[Stored items from a collection]
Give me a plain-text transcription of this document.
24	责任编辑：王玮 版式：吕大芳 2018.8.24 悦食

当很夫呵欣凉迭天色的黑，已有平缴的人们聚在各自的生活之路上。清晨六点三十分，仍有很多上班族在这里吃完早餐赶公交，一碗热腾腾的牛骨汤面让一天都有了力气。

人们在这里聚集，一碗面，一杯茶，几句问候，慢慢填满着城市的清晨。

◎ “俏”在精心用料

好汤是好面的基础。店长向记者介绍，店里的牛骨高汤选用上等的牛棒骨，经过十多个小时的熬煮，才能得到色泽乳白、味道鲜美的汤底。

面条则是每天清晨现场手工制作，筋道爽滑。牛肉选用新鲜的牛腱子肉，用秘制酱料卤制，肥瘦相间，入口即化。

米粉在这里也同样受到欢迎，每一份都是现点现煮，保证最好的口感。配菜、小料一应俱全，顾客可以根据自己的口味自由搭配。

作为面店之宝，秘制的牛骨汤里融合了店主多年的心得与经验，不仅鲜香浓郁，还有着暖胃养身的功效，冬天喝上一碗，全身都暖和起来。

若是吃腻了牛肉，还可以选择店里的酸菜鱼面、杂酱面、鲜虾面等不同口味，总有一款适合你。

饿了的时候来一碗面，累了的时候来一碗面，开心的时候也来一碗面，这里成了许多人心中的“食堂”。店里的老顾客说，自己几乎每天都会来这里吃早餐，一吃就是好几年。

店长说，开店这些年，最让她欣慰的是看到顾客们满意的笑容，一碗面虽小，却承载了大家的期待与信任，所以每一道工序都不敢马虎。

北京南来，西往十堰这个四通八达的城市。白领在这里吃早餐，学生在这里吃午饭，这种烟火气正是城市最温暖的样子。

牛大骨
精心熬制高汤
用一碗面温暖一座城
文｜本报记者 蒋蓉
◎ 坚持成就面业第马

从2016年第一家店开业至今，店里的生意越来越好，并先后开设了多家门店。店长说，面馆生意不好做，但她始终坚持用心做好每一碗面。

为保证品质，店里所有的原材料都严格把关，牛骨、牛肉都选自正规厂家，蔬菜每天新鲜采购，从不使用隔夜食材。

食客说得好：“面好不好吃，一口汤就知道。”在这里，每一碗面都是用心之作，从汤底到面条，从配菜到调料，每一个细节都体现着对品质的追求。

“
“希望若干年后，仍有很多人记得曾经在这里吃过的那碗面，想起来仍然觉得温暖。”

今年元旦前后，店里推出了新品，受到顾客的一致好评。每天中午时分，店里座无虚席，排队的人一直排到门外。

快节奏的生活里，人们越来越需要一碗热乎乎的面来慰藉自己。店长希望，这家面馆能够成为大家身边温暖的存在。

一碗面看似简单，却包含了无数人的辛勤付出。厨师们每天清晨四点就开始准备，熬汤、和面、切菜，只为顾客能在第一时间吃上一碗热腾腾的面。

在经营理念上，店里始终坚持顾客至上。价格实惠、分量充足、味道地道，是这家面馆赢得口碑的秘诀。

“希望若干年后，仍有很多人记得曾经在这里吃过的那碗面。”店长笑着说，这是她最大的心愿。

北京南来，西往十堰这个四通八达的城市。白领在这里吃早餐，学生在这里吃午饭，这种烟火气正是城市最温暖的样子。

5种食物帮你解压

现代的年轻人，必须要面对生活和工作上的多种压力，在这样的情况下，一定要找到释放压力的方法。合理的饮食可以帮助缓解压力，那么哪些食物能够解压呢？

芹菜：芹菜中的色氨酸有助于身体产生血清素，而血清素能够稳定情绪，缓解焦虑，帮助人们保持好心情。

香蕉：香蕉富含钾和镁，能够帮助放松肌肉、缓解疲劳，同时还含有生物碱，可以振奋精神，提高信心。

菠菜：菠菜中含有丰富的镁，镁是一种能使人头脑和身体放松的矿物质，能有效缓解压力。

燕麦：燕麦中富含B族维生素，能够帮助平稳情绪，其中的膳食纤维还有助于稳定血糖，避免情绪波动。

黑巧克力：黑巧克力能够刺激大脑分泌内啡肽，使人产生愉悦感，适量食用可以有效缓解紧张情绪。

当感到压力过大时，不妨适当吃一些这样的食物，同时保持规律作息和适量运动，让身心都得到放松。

* * *

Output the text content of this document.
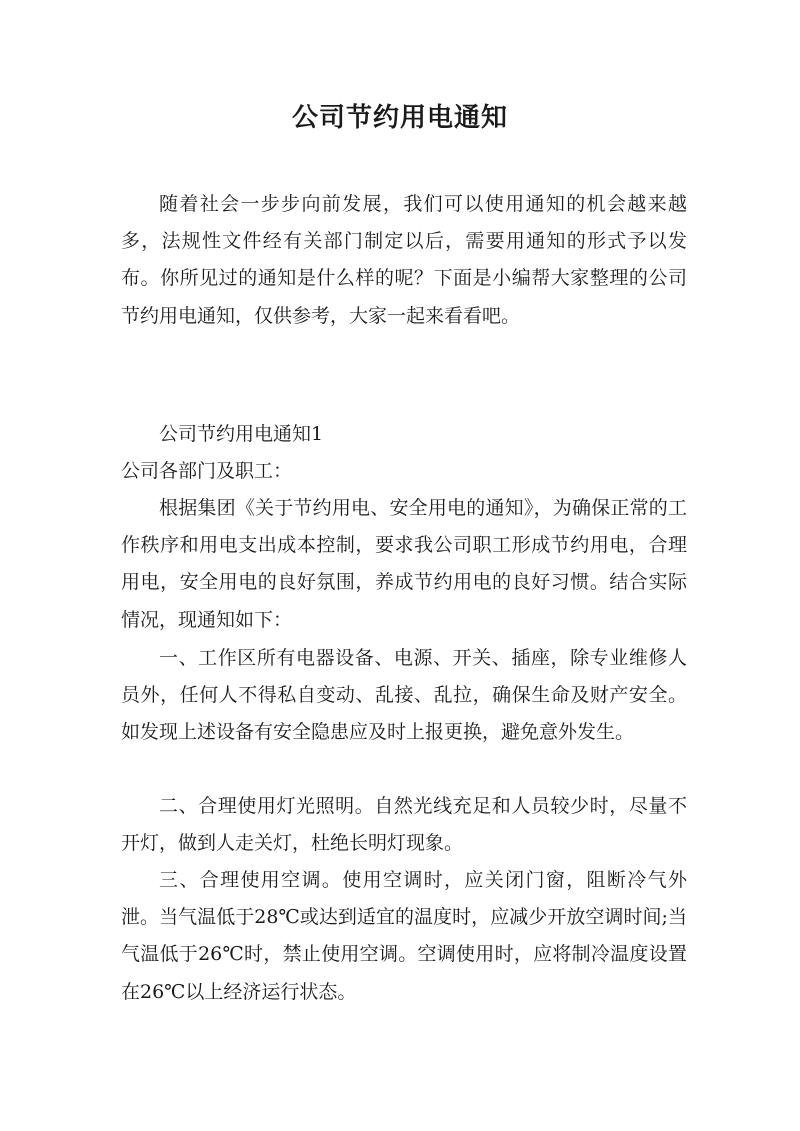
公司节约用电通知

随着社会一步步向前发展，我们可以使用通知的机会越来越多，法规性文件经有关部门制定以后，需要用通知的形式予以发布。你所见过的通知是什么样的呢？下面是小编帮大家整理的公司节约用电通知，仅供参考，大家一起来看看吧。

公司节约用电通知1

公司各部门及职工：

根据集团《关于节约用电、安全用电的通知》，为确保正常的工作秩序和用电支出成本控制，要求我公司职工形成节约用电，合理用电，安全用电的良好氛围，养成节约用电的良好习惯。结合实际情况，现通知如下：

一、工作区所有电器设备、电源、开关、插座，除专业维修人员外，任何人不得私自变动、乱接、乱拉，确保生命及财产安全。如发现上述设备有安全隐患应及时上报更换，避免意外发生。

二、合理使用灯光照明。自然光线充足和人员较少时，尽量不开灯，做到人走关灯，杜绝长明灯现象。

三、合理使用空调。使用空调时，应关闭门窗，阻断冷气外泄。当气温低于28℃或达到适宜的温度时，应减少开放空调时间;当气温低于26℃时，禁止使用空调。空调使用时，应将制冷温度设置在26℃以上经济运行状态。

* TO BE DONE
Extract from the material all lines containing the string "this".

* EXERCISE RESULT
Give me a plain-text transcription of this document.
Output the text content of this document.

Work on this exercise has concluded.